A research project set out to collect data from the Republic of Congo's river basin. Faced with extreme weather changes, not to mention rainy season, the project team embarked to take water samples to test and quantify nitrogen, phosphorous and dissolved organic carbon levels. The following looks at how GIS technology was used.
The Congo River Basin in Africa, is the world's second largest river systems and one of the most important when it comes to understanding the global carbon budget. It was in November 2010 when scientists from the Woods Hole Research Center (WHRC) embarked on an expedition to collect water data from the Congo River Basin.
Supported by the National Science Foundation, the project, known as the Global Rivers Project, is a collaboration of several institutions around the world and focuses on six globally significant river systems: the Congo, Yangtze, Brahmaputra, Ganges, Kolyma, and Fraser. The programme brings together a selection of scientists, including geologists, geochemists, hydrologists, engineers and remote-sensing experts, to explore the relationship between river chemistry and large-scale land-cover characteristics.
Within the Republic of Congo, the team traveled by four-wheel-drive truck on a southwest–northeast transect, covering 1,400 kilometers (roughly the distance from Massachusetts to North Carolina) through rough terrain, poor roads, insects, and days of soggy weather countered by days of stifling heat. November is the rainy season in the Congo, which was the main reason the trip was planned for that time. High-flowing rivers and wetlands at their peak created an ideal contrast between the sampled water chemistry from this trip and that from previous excursions taken in the dry season.
One of the key measurements was dissolved organic carbon (DOC), a key indicator of land disturbance and land-cover changes worldwide. In addition to DOC, water samples were analysed for a variety of other constituents including dissolved and particulate forms of nitrogen and phosphorus, as well as temperature, salinity, pH, and a selection of dissolved gases.

◆ Provided material ◆
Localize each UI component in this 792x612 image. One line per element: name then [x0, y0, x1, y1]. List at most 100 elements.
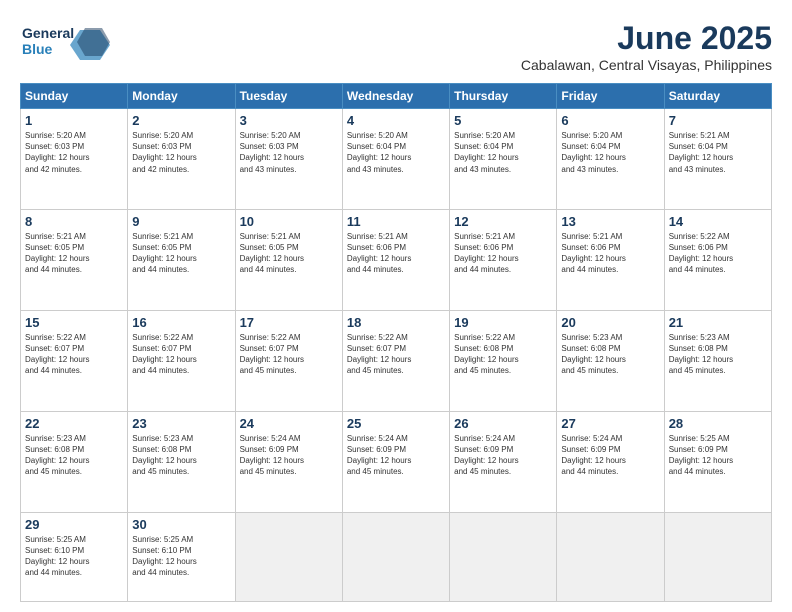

◆ Your tasks ◆
1) According to the Congo expedition text, in what month and year did the Woods Hole Research Center scientists begin collecting water data from the Congo River Basin?
2) For each statement, say yes or no depending on whether the Congo expedition text agrees with it. Quote the text's deciding words.
(a) The Global Rivers Project concentrates on six river systems.
(b) The trip was set for November mainly to avoid the rainy season.
(c) The team covered its transect within the Republic of Congo by boat.
Answer from the Congo expedition text alone, without the data.

◆ Solution set ◆
1) November 2010.

2)
(a) Yes: "focuses on six globally significant river systems"
(b) No: "November is the rainy season in the Congo, which was the main reason the trip was planned for that time"
(c) No: "the team traveled by four-wheel-drive truck on a southwest–northeast transect"